Exercise directions: In the copy, include every entry exactly but none of the pictures.

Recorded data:
————————
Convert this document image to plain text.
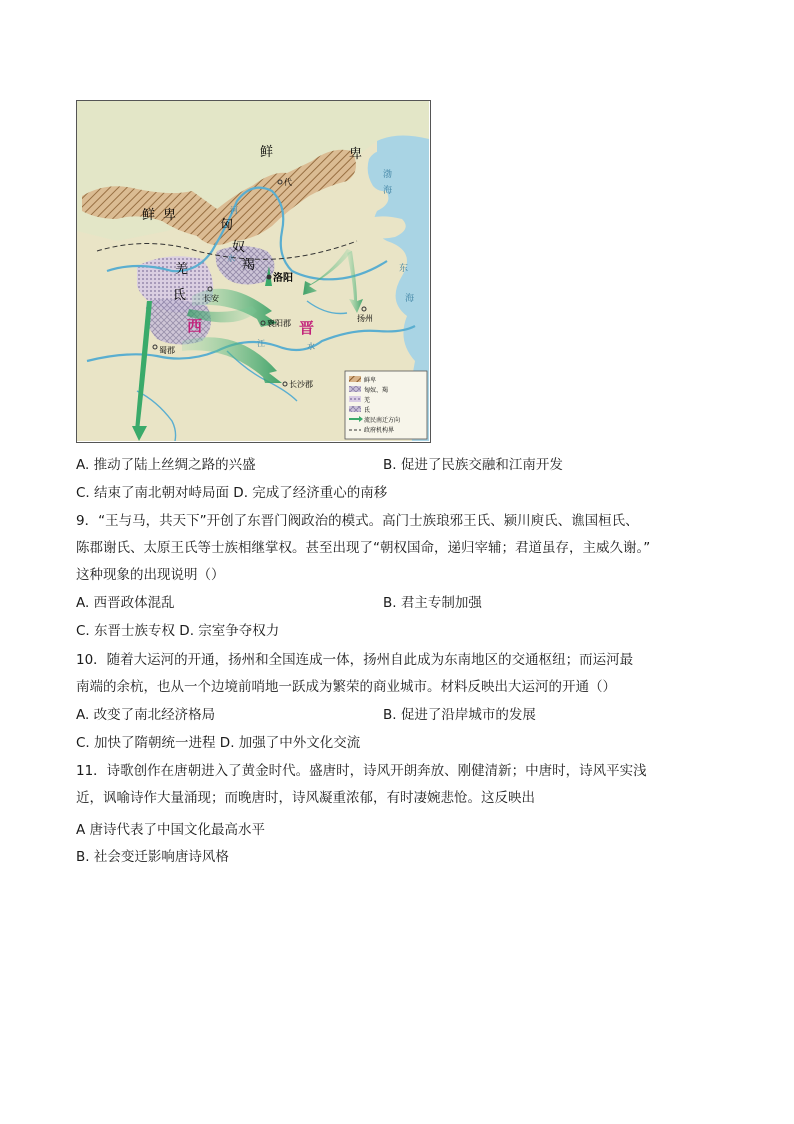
鲜	卑
鲜 卑
匈
奴
羯
羌
氐
代
洛阳
长安
襄阳郡
扬州
蜀郡
长沙郡
西	晋
渤
海
东
海
河
水
江	水
鲜卑
匈奴、羯
羌
氐
流民南迁方向
政府机构界
A. 推动了陆上丝绸之路的兴盛	B. 促进了民族交融和江南开发
C. 结束了南北朝对峙局面 D. 完成了经济重心的南移
9．“王与马，共天下”开创了东晋门阀政治的模式。高门士族琅邪王氏、颍川庾氏、谯国桓氏、
陈郡谢氏、太原王氏等士族相继掌权。甚至出现了“朝权国命，递归宰辅；君道虽存，主威久谢。”
这种现象的出现说明（）
A. 西晋政体混乱	B. 君主专制加强
C. 东晋士族专权 D. 宗室争夺权力
10．随着大运河的开通，扬州和全国连成一体，扬州自此成为东南地区的交通枢纽；而运河最
南端的余杭，也从一个边境前哨地一跃成为繁荣的商业城市。材料反映出大运河的开通（）
A. 改变了南北经济格局	B. 促进了沿岸城市的发展
C. 加快了隋朝统一进程 D. 加强了中外文化交流
11．诗歌创作在唐朝进入了黄金时代。盛唐时，诗风开朗奔放、刚健清新；中唐时，诗风平实浅
近，讽喻诗作大量涌现；而晚唐时，诗风凝重浓郁，有时凄婉悲怆。这反映出
A 唐诗代表了中国文化最高水平
B. 社会变迁影响唐诗风格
————————
Solution to the problem:
Convert this document image to plain text.
鲜	卑
鲜 卑
匈
奴
羯
羌
氐
代
洛阳
长安
襄阳郡
扬州
蜀郡
长沙郡
西	晋
渤
海
东
海
河
水
江	水
鲜卑
匈奴、羯
羌
氐
流民南迁方向
政府机构界
A. 推动了陆上丝绸之路的兴盛	B. 促进了民族交融和江南开发
C. 结束了南北朝对峙局面 D. 完成了经济重心的南移
9．“王与马，共天下”开创了东晋门阀政治的模式。高门士族琅邪王氏、颍川庾氏、谯国桓氏、
陈郡谢氏、太原王氏等士族相继掌权。甚至出现了“朝权国命，递归宰辅；君道虽存，主威久谢。”
这种现象的出现说明（）
A. 西晋政体混乱	B. 君主专制加强
C. 东晋士族专权 D. 宗室争夺权力
10．随着大运河的开通，扬州和全国连成一体，扬州自此成为东南地区的交通枢纽；而运河最
南端的余杭，也从一个边境前哨地一跃成为繁荣的商业城市。材料反映出大运河的开通（）
A. 改变了南北经济格局	B. 促进了沿岸城市的发展
C. 加快了隋朝统一进程 D. 加强了中外文化交流
11．诗歌创作在唐朝进入了黄金时代。盛唐时，诗风开朗奔放、刚健清新；中唐时，诗风平实浅
近，讽喻诗作大量涌现；而晚唐时，诗风凝重浓郁，有时凄婉悲怆。这反映出
A 唐诗代表了中国文化最高水平
B. 社会变迁影响唐诗风格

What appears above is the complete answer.